Page

• • • • • • •

Never fret. I’m here to paraphrase and quote from E. R. Davies’ Computer Vision: Principles, Algorithms, Application. I’ve sucked up to E. R. Davies before, I think he’s a wonderful person, and his contributions to the field of computer and machine vision and pattern recognition shan’t be let adrift from out minds. His books are perfect because he’s too… industrial. He’s not about theory, he’s all about application!

This post looks at classification through vision. So you’ve been warned.

When the objects that appear in an image have simple shapes, just one stage of processing may be required, – as in the case of circular washers on a conveyor belt. For more complex objects such as flat brackets and hinges, locating them requires at least two stages – as when graph matching methods are used. For situations where the full complexity of three dimensions occurs, more subtle procedures are usually required. Indeed, the very ambiguity involved in interpreting 2-D images from a set of 3-D objects generally requires cues to be sought and hypotheses to be proposed before any serious attempt can be made with the task. Thus, cues are vital to keying into complex data structures of many images. However, for simple situations, concentration on small features is valuable in permitting image interpretation to be carried out efficiently and rapidly. Neither must it be forgotten that in many applications of computer vision, the task is made simpler by the fact that the main interest lies in specific types of object.

• • • • • • •

Provided data
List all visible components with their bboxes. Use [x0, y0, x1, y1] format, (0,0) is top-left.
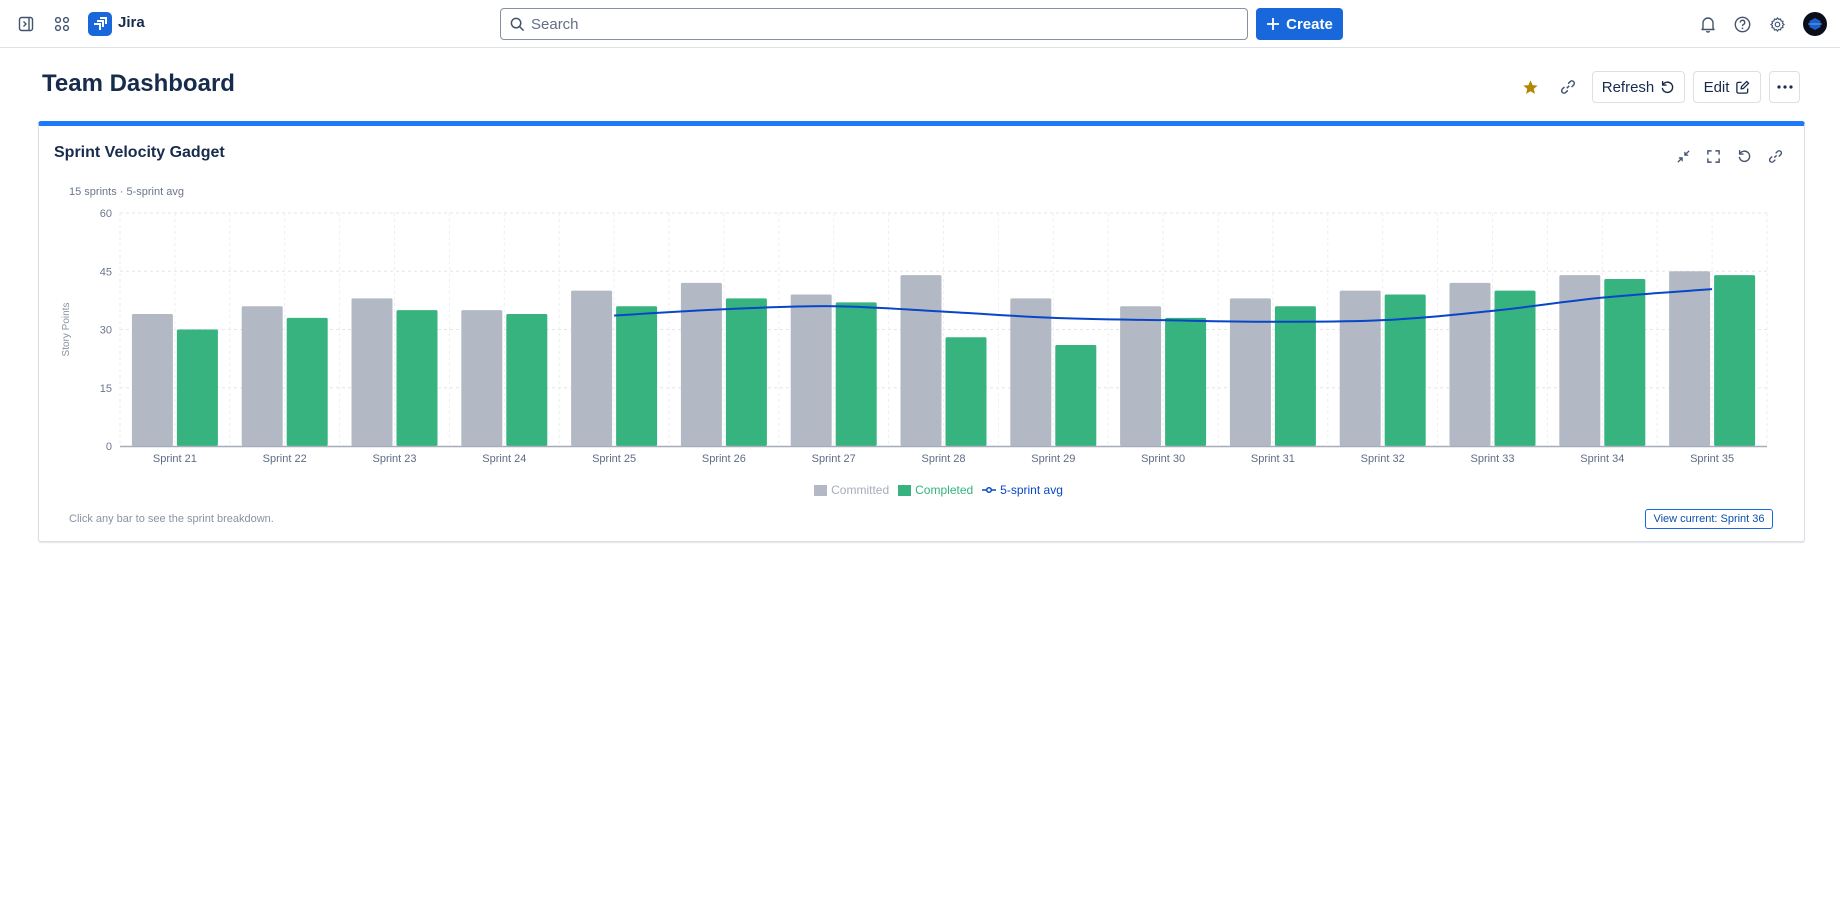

• • • • • • •

Reproduce the entire post on classification through vision above, word for word, with no changes.

Full answer
Never fret. I’m here to paraphrase and quote from E. R. Davies’ Computer Vision: Principles, Algorithms, Application. I’ve sucked up to E. R. Davies before, I think he’s a wonderful person, and his contributions to the field of computer and machine vision and pattern recognition shan’t be let adrift from out minds. His books are perfect because he’s too… industrial. He’s not about theory, he’s all about application!

This post looks at classification through vision. So you’ve been warned.

When the objects that appear in an image have simple shapes, just one stage of processing may be required, – as in the case of circular washers on a conveyor belt. For more complex objects such as flat brackets and hinges, locating them requires at least two stages – as when graph matching methods are used. For situations where the full complexity of three dimensions occurs, more subtle procedures are usually required. Indeed, the very ambiguity involved in interpreting 2-D images from a set of 3-D objects generally requires cues to be sought and hypotheses to be proposed before any serious attempt can be made with the task. Thus, cues are vital to keying into complex data structures of many images. However, for simple situations, concentration on small features is valuable in permitting image interpretation to be carried out efficiently and rapidly. Neither must it be forgotten that in many applications of computer vision, the task is made simpler by the fact that the main interest lies in specific types of object.